WHAT IS EXPECTED:
Reproduce each line bearing the word "Band".

(Entries taken from a collection)

•••••

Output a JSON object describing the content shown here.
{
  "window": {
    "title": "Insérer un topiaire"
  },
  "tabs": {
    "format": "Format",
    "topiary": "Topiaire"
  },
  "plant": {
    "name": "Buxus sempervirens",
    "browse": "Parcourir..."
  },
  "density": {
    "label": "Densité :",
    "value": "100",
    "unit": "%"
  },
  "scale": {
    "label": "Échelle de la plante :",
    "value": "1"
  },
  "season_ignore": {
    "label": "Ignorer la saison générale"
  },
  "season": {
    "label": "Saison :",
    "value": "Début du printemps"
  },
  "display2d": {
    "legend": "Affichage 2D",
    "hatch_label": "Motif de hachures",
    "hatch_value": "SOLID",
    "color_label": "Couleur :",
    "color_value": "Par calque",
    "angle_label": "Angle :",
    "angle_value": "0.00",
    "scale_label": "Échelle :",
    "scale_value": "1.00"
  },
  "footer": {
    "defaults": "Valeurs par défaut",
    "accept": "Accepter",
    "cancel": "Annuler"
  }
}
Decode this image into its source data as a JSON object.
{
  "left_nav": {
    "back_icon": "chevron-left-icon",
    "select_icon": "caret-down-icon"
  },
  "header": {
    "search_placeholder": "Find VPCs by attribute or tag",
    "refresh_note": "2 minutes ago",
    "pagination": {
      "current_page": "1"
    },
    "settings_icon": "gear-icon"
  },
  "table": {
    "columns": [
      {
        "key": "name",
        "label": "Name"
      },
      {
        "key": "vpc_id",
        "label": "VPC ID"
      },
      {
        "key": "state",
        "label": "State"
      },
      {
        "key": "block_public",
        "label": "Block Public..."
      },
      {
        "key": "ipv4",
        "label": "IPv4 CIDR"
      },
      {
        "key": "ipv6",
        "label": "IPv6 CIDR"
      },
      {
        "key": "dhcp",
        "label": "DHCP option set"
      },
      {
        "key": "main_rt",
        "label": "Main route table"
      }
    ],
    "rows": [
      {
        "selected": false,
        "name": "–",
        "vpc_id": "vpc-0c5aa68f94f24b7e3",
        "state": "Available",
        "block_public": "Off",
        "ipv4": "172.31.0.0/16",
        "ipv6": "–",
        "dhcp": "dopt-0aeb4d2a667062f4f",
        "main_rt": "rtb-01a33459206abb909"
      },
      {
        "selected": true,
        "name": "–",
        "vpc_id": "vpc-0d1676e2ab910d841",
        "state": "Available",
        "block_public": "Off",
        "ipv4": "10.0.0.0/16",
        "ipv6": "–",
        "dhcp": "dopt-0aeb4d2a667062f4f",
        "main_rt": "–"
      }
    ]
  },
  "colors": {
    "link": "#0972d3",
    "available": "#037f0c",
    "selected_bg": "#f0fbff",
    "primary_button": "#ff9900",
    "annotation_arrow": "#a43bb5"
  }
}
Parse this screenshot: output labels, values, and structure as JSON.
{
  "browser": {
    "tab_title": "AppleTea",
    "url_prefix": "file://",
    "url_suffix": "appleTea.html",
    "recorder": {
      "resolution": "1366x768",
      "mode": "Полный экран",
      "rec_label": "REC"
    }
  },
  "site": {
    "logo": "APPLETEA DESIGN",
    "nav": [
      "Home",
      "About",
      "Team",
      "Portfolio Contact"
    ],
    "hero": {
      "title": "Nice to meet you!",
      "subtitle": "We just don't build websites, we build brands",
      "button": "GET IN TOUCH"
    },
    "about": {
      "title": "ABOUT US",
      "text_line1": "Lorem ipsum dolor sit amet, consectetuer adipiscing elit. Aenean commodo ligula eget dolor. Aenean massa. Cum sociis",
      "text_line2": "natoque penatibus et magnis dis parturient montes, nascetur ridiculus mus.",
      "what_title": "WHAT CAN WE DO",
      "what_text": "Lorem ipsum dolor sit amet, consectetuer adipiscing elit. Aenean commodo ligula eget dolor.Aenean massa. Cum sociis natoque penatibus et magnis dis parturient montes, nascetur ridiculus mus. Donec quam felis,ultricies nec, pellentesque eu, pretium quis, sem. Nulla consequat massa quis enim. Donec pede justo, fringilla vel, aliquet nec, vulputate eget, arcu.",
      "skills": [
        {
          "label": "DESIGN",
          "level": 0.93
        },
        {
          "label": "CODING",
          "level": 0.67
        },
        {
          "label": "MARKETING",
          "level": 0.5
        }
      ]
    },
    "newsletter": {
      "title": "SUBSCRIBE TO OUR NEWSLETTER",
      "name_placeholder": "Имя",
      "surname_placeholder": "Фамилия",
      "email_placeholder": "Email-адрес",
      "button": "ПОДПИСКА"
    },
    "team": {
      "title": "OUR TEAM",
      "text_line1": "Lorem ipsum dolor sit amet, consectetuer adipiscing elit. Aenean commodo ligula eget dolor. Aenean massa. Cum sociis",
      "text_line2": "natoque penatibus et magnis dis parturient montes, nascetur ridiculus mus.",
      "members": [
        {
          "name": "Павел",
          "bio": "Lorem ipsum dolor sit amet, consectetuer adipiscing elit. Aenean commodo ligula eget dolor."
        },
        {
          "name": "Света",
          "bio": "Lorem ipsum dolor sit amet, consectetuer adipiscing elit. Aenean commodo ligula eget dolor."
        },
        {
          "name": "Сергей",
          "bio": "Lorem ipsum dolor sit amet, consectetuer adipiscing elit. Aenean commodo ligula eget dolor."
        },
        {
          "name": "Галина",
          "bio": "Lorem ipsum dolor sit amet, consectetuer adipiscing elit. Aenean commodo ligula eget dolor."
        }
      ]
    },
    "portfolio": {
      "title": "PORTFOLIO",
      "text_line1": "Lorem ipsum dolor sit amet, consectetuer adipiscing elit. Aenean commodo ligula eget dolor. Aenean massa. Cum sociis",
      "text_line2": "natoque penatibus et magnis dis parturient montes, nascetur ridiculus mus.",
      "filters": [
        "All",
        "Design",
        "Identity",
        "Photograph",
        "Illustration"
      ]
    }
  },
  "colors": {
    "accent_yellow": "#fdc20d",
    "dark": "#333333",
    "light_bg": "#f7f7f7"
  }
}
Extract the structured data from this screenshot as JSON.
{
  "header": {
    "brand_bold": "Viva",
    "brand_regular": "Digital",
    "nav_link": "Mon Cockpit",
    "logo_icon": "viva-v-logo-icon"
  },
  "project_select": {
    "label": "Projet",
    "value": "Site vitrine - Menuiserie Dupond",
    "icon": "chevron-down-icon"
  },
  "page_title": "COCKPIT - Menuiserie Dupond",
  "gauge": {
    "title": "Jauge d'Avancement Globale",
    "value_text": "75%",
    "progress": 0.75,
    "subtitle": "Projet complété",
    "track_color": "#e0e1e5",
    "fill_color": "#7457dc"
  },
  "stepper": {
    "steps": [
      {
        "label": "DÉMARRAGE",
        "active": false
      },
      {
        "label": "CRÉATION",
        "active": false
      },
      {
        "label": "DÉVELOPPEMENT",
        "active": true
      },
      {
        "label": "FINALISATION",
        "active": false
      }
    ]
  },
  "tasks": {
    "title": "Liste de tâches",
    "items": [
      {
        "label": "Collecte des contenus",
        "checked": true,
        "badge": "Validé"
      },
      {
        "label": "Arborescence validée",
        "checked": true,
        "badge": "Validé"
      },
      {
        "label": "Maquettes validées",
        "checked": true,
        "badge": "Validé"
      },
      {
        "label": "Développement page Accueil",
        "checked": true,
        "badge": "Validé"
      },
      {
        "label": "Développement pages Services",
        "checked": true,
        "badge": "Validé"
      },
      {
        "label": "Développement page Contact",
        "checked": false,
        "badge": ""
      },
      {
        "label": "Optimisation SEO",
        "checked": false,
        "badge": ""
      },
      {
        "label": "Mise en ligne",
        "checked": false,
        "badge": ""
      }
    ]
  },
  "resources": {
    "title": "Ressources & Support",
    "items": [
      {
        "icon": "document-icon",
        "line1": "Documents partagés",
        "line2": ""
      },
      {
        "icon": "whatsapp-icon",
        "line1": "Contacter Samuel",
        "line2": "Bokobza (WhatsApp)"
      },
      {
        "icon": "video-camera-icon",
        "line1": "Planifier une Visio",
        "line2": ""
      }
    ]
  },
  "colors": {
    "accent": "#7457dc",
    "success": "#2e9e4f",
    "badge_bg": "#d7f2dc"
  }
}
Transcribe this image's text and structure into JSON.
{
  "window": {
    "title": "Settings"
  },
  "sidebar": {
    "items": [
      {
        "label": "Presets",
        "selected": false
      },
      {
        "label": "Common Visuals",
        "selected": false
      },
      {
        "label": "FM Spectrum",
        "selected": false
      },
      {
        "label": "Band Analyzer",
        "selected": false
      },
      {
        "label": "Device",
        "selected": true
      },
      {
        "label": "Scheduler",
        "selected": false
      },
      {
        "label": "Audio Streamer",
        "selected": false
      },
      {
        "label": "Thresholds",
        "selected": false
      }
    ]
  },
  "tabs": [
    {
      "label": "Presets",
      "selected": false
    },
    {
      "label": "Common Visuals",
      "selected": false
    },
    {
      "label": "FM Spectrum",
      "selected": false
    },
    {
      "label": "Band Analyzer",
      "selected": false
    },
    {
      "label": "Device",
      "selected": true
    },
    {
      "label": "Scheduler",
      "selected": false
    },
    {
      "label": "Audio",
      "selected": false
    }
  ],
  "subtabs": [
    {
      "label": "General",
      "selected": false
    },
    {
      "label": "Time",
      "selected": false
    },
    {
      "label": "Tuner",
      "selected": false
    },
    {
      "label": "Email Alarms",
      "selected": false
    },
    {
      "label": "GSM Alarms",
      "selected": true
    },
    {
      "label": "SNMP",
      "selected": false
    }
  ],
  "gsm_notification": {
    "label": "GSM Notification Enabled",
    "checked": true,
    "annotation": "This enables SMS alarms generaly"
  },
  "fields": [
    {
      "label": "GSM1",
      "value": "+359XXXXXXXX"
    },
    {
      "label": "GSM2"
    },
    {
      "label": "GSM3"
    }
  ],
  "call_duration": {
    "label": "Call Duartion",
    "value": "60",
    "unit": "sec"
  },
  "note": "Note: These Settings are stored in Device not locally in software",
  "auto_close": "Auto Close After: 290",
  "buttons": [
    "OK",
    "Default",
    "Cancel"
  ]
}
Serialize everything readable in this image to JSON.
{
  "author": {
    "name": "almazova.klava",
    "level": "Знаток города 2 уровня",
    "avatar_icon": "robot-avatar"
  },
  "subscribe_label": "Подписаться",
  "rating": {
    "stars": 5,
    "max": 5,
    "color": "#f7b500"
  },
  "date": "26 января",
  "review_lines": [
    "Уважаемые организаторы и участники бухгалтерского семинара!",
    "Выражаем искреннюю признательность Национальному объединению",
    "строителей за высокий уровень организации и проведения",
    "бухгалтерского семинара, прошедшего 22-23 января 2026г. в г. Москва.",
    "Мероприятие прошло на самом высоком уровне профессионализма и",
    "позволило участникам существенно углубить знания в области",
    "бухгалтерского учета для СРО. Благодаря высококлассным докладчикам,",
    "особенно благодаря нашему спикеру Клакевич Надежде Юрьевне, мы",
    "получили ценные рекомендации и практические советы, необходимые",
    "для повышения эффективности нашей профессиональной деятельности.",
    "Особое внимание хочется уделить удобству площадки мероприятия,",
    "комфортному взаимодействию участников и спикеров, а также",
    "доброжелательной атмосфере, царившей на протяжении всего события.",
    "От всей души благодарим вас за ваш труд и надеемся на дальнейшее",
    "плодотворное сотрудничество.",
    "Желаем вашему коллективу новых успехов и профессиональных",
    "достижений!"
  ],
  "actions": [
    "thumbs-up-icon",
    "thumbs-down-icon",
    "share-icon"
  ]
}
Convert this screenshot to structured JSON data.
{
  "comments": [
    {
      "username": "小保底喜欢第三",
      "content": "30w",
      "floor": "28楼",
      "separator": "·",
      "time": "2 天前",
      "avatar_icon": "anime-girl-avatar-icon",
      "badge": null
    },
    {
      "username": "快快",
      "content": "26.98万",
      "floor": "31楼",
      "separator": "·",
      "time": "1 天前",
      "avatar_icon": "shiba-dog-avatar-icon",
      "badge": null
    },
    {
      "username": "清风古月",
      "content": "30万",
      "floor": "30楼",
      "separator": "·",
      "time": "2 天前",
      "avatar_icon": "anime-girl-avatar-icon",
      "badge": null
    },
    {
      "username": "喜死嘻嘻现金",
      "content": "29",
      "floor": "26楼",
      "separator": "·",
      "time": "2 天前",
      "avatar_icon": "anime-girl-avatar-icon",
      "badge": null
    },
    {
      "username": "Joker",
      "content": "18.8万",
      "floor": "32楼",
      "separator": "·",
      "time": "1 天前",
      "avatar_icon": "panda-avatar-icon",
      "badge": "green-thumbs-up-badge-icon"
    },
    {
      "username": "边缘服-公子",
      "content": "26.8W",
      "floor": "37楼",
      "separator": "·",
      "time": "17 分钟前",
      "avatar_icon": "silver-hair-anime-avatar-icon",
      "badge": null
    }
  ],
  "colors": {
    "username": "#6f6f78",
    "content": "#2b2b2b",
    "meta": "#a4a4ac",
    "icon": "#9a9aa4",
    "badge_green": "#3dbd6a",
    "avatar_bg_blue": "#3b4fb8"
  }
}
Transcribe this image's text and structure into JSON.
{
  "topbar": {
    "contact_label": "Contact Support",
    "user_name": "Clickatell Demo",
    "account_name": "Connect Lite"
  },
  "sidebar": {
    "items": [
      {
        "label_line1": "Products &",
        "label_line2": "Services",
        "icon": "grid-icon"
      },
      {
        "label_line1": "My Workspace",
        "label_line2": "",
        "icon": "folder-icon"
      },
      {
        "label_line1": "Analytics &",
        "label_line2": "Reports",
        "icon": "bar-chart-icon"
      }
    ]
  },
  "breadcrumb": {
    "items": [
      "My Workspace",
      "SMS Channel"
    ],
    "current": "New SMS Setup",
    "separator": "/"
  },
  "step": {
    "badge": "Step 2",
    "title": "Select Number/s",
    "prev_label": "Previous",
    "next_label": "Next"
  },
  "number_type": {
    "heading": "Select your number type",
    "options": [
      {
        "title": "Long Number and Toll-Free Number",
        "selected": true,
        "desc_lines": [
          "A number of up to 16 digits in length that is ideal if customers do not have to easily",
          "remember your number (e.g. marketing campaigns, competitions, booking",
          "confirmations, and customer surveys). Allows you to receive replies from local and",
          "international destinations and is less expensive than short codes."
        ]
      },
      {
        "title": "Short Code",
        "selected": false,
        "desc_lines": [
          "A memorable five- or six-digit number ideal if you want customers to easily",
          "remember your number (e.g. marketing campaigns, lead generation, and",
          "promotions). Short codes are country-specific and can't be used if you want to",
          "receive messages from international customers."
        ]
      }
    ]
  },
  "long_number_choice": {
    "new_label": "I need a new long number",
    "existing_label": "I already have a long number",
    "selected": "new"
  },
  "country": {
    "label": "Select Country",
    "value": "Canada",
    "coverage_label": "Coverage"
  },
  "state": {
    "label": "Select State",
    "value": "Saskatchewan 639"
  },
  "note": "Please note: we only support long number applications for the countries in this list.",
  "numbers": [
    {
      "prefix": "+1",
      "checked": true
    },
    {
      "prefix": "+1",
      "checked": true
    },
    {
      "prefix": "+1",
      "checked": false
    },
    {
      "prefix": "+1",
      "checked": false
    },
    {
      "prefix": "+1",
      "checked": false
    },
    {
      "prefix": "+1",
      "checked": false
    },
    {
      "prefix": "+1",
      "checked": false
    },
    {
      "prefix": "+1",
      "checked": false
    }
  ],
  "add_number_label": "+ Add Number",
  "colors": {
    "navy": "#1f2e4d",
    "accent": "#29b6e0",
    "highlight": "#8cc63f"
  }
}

•••••

TASK SOLUTION:
        "label": "Band Analyzer",
      "label": "Band Analyzer",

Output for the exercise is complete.